## Problem
Look through the entries below and report how many lines hold the string "електронному". Only the number is wanted.

(Records from a collection)
· · ·

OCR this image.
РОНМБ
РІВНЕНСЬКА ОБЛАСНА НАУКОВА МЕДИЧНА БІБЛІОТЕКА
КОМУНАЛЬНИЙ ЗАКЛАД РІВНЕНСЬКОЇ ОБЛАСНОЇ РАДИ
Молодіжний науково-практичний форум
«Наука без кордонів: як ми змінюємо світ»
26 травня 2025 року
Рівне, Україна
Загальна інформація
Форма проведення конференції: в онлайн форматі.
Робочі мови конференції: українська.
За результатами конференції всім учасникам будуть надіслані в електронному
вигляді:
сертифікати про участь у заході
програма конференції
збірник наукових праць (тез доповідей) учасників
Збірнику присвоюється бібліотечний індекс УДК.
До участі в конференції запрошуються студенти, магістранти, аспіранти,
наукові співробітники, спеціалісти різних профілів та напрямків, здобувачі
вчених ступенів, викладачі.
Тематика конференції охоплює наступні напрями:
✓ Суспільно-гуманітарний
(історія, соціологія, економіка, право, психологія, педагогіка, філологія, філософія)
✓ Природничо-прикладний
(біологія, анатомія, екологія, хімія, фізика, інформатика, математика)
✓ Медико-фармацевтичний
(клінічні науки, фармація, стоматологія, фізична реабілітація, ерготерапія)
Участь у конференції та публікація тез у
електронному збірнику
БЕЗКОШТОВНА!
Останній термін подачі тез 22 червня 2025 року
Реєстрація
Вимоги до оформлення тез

· · ·

## Written solution
2